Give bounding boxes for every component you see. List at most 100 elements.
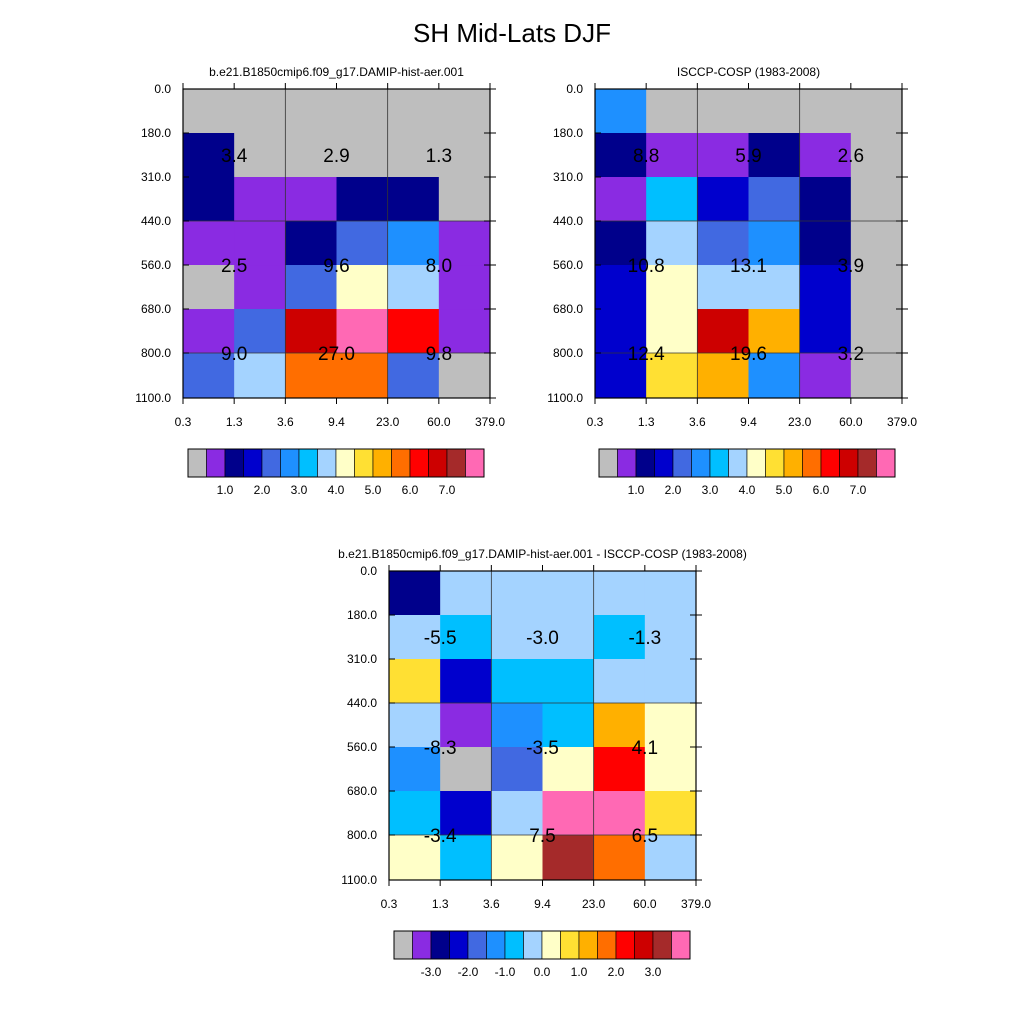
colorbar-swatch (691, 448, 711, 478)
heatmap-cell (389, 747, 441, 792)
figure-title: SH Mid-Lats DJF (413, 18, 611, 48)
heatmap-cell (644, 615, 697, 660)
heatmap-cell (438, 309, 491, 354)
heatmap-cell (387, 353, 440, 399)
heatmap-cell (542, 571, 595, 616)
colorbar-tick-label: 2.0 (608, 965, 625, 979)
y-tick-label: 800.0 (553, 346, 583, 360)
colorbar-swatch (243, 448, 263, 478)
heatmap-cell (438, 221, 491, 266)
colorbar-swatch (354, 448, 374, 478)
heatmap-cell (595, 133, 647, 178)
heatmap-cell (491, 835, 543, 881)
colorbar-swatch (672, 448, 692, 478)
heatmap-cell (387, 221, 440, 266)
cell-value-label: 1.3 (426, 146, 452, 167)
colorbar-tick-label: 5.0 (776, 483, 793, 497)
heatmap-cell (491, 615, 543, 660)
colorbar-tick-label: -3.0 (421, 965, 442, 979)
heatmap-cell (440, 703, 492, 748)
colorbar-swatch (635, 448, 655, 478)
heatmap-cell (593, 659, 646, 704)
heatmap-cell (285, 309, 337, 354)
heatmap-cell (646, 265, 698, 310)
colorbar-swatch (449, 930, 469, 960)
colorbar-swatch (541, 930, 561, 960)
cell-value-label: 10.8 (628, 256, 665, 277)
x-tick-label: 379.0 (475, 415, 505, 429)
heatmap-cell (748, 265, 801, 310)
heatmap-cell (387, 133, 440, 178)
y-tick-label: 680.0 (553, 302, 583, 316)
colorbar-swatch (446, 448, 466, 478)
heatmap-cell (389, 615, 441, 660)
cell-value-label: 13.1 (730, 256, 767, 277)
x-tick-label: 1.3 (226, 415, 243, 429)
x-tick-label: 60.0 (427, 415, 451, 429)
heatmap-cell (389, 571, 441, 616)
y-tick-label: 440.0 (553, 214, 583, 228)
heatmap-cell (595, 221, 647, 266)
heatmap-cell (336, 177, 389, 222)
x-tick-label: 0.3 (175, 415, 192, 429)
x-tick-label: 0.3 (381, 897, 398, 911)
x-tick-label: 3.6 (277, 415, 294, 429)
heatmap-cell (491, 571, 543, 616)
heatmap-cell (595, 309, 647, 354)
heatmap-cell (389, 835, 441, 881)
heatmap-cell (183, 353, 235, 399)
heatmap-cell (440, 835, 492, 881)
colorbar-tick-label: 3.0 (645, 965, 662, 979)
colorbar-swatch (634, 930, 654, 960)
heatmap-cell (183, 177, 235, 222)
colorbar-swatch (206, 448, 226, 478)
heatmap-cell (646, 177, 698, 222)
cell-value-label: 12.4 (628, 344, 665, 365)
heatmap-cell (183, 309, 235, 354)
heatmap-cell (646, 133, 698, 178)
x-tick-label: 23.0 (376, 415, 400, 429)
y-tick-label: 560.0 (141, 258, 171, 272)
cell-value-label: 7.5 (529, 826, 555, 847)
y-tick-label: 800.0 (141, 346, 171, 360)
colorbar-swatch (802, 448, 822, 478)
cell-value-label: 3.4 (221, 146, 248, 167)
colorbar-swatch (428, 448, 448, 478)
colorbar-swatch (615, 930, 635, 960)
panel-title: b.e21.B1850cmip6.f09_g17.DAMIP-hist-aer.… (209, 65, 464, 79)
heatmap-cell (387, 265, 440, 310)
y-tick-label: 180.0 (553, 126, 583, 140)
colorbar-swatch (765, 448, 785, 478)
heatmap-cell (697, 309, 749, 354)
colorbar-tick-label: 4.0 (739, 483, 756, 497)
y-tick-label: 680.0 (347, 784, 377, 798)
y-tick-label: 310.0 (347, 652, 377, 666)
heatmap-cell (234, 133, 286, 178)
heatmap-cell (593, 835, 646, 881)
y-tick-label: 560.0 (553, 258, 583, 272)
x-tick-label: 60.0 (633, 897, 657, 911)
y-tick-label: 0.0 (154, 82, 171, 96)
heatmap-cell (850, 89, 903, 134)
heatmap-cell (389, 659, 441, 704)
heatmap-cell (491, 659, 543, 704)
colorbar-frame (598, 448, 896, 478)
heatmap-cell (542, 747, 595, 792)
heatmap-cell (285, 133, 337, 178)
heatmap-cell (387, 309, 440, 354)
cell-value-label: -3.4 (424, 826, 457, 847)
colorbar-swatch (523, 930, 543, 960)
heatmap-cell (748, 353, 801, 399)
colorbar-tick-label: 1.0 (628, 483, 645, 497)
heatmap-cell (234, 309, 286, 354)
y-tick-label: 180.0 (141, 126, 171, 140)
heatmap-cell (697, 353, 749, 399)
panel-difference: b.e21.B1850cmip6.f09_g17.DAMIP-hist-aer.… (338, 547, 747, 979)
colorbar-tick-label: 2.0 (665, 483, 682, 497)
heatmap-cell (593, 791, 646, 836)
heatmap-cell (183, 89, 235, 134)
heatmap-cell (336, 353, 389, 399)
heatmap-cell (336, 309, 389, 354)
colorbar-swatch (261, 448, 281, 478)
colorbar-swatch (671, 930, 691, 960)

◇ ◇ ◇ ◇ ◇ ◇ ◇

# PROBLEM REQUIREMENTS
Copy out each line of the entries above without any change, leaving out the pictures.

# TASK SOLUTION
Give bounding boxes for every component you see. List at most 100 elements.
colorbar-swatch (691, 448, 711, 478)
heatmap-cell (389, 747, 441, 792)
figure-title: SH Mid-Lats DJF (413, 18, 611, 48)
heatmap-cell (644, 615, 697, 660)
heatmap-cell (438, 309, 491, 354)
heatmap-cell (387, 353, 440, 399)
heatmap-cell (542, 571, 595, 616)
colorbar-tick-label: 2.0 (608, 965, 625, 979)
y-tick-label: 800.0 (553, 346, 583, 360)
colorbar-swatch (243, 448, 263, 478)
heatmap-cell (438, 221, 491, 266)
colorbar-swatch (354, 448, 374, 478)
heatmap-cell (595, 133, 647, 178)
heatmap-cell (491, 835, 543, 881)
colorbar-swatch (672, 448, 692, 478)
heatmap-cell (387, 221, 440, 266)
cell-value-label: 1.3 (426, 146, 452, 167)
colorbar-tick-label: 5.0 (776, 483, 793, 497)
heatmap-cell (491, 615, 543, 660)
colorbar-tick-label: -3.0 (421, 965, 442, 979)
heatmap-cell (440, 703, 492, 748)
colorbar-swatch (635, 448, 655, 478)
heatmap-cell (593, 659, 646, 704)
heatmap-cell (285, 309, 337, 354)
heatmap-cell (646, 265, 698, 310)
colorbar-swatch (449, 930, 469, 960)
colorbar-swatch (541, 930, 561, 960)
cell-value-label: 10.8 (628, 256, 665, 277)
x-tick-label: 379.0 (475, 415, 505, 429)
heatmap-cell (748, 265, 801, 310)
heatmap-cell (387, 133, 440, 178)
y-tick-label: 680.0 (553, 302, 583, 316)
colorbar-swatch (446, 448, 466, 478)
heatmap-cell (389, 615, 441, 660)
cell-value-label: 13.1 (730, 256, 767, 277)
x-tick-label: 1.3 (226, 415, 243, 429)
x-tick-label: 60.0 (427, 415, 451, 429)
heatmap-cell (389, 571, 441, 616)
y-tick-label: 440.0 (553, 214, 583, 228)
heatmap-cell (595, 221, 647, 266)
heatmap-cell (336, 177, 389, 222)
x-tick-label: 0.3 (175, 415, 192, 429)
x-tick-label: 0.3 (381, 897, 398, 911)
x-tick-label: 3.6 (277, 415, 294, 429)
heatmap-cell (491, 571, 543, 616)
heatmap-cell (595, 309, 647, 354)
heatmap-cell (389, 835, 441, 881)
heatmap-cell (183, 353, 235, 399)
heatmap-cell (440, 835, 492, 881)
colorbar-tick-label: 3.0 (645, 965, 662, 979)
colorbar-swatch (634, 930, 654, 960)
heatmap-cell (183, 177, 235, 222)
colorbar-swatch (206, 448, 226, 478)
heatmap-cell (646, 177, 698, 222)
cell-value-label: 12.4 (628, 344, 665, 365)
heatmap-cell (183, 309, 235, 354)
heatmap-cell (646, 133, 698, 178)
x-tick-label: 23.0 (376, 415, 400, 429)
y-tick-label: 560.0 (141, 258, 171, 272)
cell-value-label: 7.5 (529, 826, 555, 847)
y-tick-label: 800.0 (141, 346, 171, 360)
colorbar-swatch (802, 448, 822, 478)
cell-value-label: 3.4 (221, 146, 248, 167)
colorbar-swatch (428, 448, 448, 478)
colorbar-swatch (615, 930, 635, 960)
panel-title: b.e21.B1850cmip6.f09_g17.DAMIP-hist-aer.… (209, 65, 464, 79)
heatmap-cell (387, 265, 440, 310)
y-tick-label: 180.0 (553, 126, 583, 140)
colorbar-swatch (765, 448, 785, 478)
heatmap-cell (697, 309, 749, 354)
colorbar-tick-label: 4.0 (739, 483, 756, 497)
y-tick-label: 680.0 (347, 784, 377, 798)
y-tick-label: 310.0 (347, 652, 377, 666)
heatmap-cell (234, 133, 286, 178)
heatmap-cell (593, 835, 646, 881)
y-tick-label: 560.0 (553, 258, 583, 272)
x-tick-label: 60.0 (633, 897, 657, 911)
y-tick-label: 0.0 (154, 82, 171, 96)
heatmap-cell (850, 89, 903, 134)
heatmap-cell (389, 659, 441, 704)
heatmap-cell (491, 659, 543, 704)
colorbar-frame (598, 448, 896, 478)
heatmap-cell (542, 747, 595, 792)
heatmap-cell (285, 133, 337, 178)
heatmap-cell (387, 309, 440, 354)
cell-value-label: -3.4 (424, 826, 457, 847)
colorbar-swatch (523, 930, 543, 960)
heatmap-cell (748, 353, 801, 399)
colorbar-tick-label: 1.0 (628, 483, 645, 497)
heatmap-cell (234, 309, 286, 354)
y-tick-label: 180.0 (141, 126, 171, 140)
heatmap-cell (697, 353, 749, 399)
panel-difference: b.e21.B1850cmip6.f09_g17.DAMIP-hist-aer.… (338, 547, 747, 979)
colorbar-tick-label: 2.0 (665, 483, 682, 497)
heatmap-cell (593, 791, 646, 836)
heatmap-cell (183, 89, 235, 134)
heatmap-cell (336, 353, 389, 399)
heatmap-cell (336, 309, 389, 354)
colorbar-swatch (261, 448, 281, 478)
colorbar-swatch (671, 930, 691, 960)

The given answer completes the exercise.